** START Record excerpts **

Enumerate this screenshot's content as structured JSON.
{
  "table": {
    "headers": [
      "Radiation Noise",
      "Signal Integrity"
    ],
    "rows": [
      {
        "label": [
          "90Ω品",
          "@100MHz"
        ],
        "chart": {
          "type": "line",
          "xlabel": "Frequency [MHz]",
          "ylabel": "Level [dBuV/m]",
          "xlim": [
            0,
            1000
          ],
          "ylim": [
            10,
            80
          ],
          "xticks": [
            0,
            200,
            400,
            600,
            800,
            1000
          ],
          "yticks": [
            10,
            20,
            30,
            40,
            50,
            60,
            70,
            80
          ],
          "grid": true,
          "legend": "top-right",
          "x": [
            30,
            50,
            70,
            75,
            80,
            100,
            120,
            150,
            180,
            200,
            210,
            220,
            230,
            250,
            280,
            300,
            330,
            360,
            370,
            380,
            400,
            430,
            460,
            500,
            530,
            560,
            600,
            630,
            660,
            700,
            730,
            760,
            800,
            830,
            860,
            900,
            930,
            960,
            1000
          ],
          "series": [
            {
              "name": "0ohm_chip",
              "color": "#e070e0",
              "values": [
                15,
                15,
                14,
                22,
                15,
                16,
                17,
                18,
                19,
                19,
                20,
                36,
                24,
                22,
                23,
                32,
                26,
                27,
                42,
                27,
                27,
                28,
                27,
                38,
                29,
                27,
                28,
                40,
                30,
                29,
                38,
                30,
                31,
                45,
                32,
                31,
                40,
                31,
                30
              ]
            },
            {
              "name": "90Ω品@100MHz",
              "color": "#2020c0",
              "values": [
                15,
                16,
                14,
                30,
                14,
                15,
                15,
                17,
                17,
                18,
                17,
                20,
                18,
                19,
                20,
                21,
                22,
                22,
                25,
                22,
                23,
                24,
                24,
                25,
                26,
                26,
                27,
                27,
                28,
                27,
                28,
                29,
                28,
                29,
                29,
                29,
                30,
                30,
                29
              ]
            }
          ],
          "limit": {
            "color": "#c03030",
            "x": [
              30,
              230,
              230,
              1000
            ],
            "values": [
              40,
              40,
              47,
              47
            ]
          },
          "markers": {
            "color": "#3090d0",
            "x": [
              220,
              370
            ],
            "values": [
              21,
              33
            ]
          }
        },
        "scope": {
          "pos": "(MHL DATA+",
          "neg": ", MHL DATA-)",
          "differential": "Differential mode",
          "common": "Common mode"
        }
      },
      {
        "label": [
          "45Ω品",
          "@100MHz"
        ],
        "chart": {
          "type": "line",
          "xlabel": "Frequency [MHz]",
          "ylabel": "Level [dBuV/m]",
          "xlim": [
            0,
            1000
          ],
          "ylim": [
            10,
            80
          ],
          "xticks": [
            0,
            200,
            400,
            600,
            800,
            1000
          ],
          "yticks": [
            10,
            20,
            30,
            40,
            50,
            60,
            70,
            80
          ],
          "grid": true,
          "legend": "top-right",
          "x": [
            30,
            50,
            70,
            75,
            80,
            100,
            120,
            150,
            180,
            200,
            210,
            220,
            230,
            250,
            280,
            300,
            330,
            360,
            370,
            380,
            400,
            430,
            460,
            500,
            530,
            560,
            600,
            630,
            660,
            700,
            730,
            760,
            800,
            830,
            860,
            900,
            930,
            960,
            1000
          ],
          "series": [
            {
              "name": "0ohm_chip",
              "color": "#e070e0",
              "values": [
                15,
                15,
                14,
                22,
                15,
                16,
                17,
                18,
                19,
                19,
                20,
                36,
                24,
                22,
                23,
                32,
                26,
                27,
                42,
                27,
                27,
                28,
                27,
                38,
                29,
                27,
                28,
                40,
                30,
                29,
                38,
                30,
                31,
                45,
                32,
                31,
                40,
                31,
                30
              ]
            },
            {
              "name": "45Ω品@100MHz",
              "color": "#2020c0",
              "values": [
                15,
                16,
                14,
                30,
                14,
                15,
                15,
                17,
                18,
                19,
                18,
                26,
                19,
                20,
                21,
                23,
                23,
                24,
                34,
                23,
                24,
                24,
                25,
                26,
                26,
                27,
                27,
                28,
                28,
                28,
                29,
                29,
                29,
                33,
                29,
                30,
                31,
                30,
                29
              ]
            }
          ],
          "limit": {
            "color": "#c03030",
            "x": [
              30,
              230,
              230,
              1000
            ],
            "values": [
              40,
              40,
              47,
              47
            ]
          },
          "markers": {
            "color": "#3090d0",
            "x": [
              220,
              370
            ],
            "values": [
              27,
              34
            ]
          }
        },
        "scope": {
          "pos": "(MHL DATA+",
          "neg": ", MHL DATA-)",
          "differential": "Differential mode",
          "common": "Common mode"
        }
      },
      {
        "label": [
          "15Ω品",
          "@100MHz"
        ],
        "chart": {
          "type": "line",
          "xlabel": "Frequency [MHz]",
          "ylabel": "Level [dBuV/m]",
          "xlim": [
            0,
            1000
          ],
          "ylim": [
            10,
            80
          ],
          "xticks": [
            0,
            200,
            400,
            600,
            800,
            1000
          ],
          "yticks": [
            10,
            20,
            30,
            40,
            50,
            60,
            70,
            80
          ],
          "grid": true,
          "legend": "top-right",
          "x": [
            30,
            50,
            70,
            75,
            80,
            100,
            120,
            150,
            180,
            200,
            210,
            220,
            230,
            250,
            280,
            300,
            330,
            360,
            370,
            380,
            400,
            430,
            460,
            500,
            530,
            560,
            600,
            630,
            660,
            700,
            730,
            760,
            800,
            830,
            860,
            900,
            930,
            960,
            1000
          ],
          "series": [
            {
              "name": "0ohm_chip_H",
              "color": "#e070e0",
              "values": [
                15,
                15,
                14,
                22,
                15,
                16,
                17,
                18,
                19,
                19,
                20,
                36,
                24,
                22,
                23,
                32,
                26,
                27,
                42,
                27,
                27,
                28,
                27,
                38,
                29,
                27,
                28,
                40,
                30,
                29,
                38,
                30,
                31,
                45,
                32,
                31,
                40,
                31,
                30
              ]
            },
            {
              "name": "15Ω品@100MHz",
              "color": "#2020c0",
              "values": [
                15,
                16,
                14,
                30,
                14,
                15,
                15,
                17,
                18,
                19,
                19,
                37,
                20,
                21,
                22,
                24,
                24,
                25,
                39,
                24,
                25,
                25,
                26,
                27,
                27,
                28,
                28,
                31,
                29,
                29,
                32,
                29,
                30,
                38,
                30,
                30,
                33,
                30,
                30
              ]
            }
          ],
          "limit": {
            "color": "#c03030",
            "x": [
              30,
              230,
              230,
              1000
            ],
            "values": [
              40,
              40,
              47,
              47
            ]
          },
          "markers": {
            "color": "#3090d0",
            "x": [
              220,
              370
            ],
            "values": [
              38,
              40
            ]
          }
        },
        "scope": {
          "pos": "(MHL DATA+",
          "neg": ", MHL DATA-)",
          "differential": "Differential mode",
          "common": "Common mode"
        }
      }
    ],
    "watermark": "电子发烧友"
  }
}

** END Record excerpts **

#### [Work to do]
Extract the full listing above without altering anything.

#### [Solution to this problem]
Enumerate this screenshot's content as structured JSON.
{
  "table": {
    "headers": [
      "Radiation Noise",
      "Signal Integrity"
    ],
    "rows": [
      {
        "label": [
          "90Ω品",
          "@100MHz"
        ],
        "chart": {
          "type": "line",
          "xlabel": "Frequency [MHz]",
          "ylabel": "Level [dBuV/m]",
          "xlim": [
            0,
            1000
          ],
          "ylim": [
            10,
            80
          ],
          "xticks": [
            0,
            200,
            400,
            600,
            800,
            1000
          ],
          "yticks": [
            10,
            20,
            30,
            40,
            50,
            60,
            70,
            80
          ],
          "grid": true,
          "legend": "top-right",
          "x": [
            30,
            50,
            70,
            75,
            80,
            100,
            120,
            150,
            180,
            200,
            210,
            220,
            230,
            250,
            280,
            300,
            330,
            360,
            370,
            380,
            400,
            430,
            460,
            500,
            530,
            560,
            600,
            630,
            660,
            700,
            730,
            760,
            800,
            830,
            860,
            900,
            930,
            960,
            1000
          ],
          "series": [
            {
              "name": "0ohm_chip",
              "color": "#e070e0",
              "values": [
                15,
                15,
                14,
                22,
                15,
                16,
                17,
                18,
                19,
                19,
                20,
                36,
                24,
                22,
                23,
                32,
                26,
                27,
                42,
                27,
                27,
                28,
                27,
                38,
                29,
                27,
                28,
                40,
                30,
                29,
                38,
                30,
                31,
                45,
                32,
                31,
                40,
                31,
                30
              ]
            },
            {
              "name": "90Ω品@100MHz",
              "color": "#2020c0",
              "values": [
                15,
                16,
                14,
                30,
                14,
                15,
                15,
                17,
                17,
                18,
                17,
                20,
                18,
                19,
                20,
                21,
                22,
                22,
                25,
                22,
                23,
                24,
                24,
                25,
                26,
                26,
                27,
                27,
                28,
                27,
                28,
                29,
                28,
                29,
                29,
                29,
                30,
                30,
                29
              ]
            }
          ],
          "limit": {
            "color": "#c03030",
            "x": [
              30,
              230,
              230,
              1000
            ],
            "values": [
              40,
              40,
              47,
              47
            ]
          },
          "markers": {
            "color": "#3090d0",
            "x": [
              220,
              370
            ],
            "values": [
              21,
              33
            ]
          }
        },
        "scope": {
          "pos": "(MHL DATA+",
          "neg": ", MHL DATA-)",
          "differential": "Differential mode",
          "common": "Common mode"
        }
      },
      {
        "label": [
          "45Ω品",
          "@100MHz"
        ],
        "chart": {
          "type": "line",
          "xlabel": "Frequency [MHz]",
          "ylabel": "Level [dBuV/m]",
          "xlim": [
            0,
            1000
          ],
          "ylim": [
            10,
            80
          ],
          "xticks": [
            0,
            200,
            400,
            600,
            800,
            1000
          ],
          "yticks": [
            10,
            20,
            30,
            40,
            50,
            60,
            70,
            80
          ],
          "grid": true,
          "legend": "top-right",
          "x": [
            30,
            50,
            70,
            75,
            80,
            100,
            120,
            150,
            180,
            200,
            210,
            220,
            230,
            250,
            280,
            300,
            330,
            360,
            370,
            380,
            400,
            430,
            460,
            500,
            530,
            560,
            600,
            630,
            660,
            700,
            730,
            760,
            800,
            830,
            860,
            900,
            930,
            960,
            1000
          ],
          "series": [
            {
              "name": "0ohm_chip",
              "color": "#e070e0",
              "values": [
                15,
                15,
                14,
                22,
                15,
                16,
                17,
                18,
                19,
                19,
                20,
                36,
                24,
                22,
                23,
                32,
                26,
                27,
                42,
                27,
                27,
                28,
                27,
                38,
                29,
                27,
                28,
                40,
                30,
                29,
                38,
                30,
                31,
                45,
                32,
                31,
                40,
                31,
                30
              ]
            },
            {
              "name": "45Ω品@100MHz",
              "color": "#2020c0",
              "values": [
                15,
                16,
                14,
                30,
                14,
                15,
                15,
                17,
                18,
                19,
                18,
                26,
                19,
                20,
                21,
                23,
                23,
                24,
                34,
                23,
                24,
                24,
                25,
                26,
                26,
                27,
                27,
                28,
                28,
                28,
                29,
                29,
                29,
                33,
                29,
                30,
                31,
                30,
                29
              ]
            }
          ],
          "limit": {
            "color": "#c03030",
            "x": [
              30,
              230,
              230,
              1000
            ],
            "values": [
              40,
              40,
              47,
              47
            ]
          },
          "markers": {
            "color": "#3090d0",
            "x": [
              220,
              370
            ],
            "values": [
              27,
              34
            ]
          }
        },
        "scope": {
          "pos": "(MHL DATA+",
          "neg": ", MHL DATA-)",
          "differential": "Differential mode",
          "common": "Common mode"
        }
      },
      {
        "label": [
          "15Ω品",
          "@100MHz"
        ],
        "chart": {
          "type": "line",
          "xlabel": "Frequency [MHz]",
          "ylabel": "Level [dBuV/m]",
          "xlim": [
            0,
            1000
          ],
          "ylim": [
            10,
            80
          ],
          "xticks": [
            0,
            200,
            400,
            600,
            800,
            1000
          ],
          "yticks": [
            10,
            20,
            30,
            40,
            50,
            60,
            70,
            80
          ],
          "grid": true,
          "legend": "top-right",
          "x": [
            30,
            50,
            70,
            75,
            80,
            100,
            120,
            150,
            180,
            200,
            210,
            220,
            230,
            250,
            280,
            300,
            330,
            360,
            370,
            380,
            400,
            430,
            460,
            500,
            530,
            560,
            600,
            630,
            660,
            700,
            730,
            760,
            800,
            830,
            860,
            900,
            930,
            960,
            1000
          ],
          "series": [
            {
              "name": "0ohm_chip_H",
              "color": "#e070e0",
              "values": [
                15,
                15,
                14,
                22,
                15,
                16,
                17,
                18,
                19,
                19,
                20,
                36,
                24,
                22,
                23,
                32,
                26,
                27,
                42,
                27,
                27,
                28,
                27,
                38,
                29,
                27,
                28,
                40,
                30,
                29,
                38,
                30,
                31,
                45,
                32,
                31,
                40,
                31,
                30
              ]
            },
            {
              "name": "15Ω品@100MHz",
              "color": "#2020c0",
              "values": [
                15,
                16,
                14,
                30,
                14,
                15,
                15,
                17,
                18,
                19,
                19,
                37,
                20,
                21,
                22,
                24,
                24,
                25,
                39,
                24,
                25,
                25,
                26,
                27,
                27,
                28,
                28,
                31,
                29,
                29,
                32,
                29,
                30,
                38,
                30,
                30,
                33,
                30,
                30
              ]
            }
          ],
          "limit": {
            "color": "#c03030",
            "x": [
              30,
              230,
              230,
              1000
            ],
            "values": [
              40,
              40,
              47,
              47
            ]
          },
          "markers": {
            "color": "#3090d0",
            "x": [
              220,
              370
            ],
            "values": [
              38,
              40
            ]
          }
        },
        "scope": {
          "pos": "(MHL DATA+",
          "neg": ", MHL DATA-)",
          "differential": "Differential mode",
          "common": "Common mode"
        }
      }
    ],
    "watermark": "电子发烧友"
  }
}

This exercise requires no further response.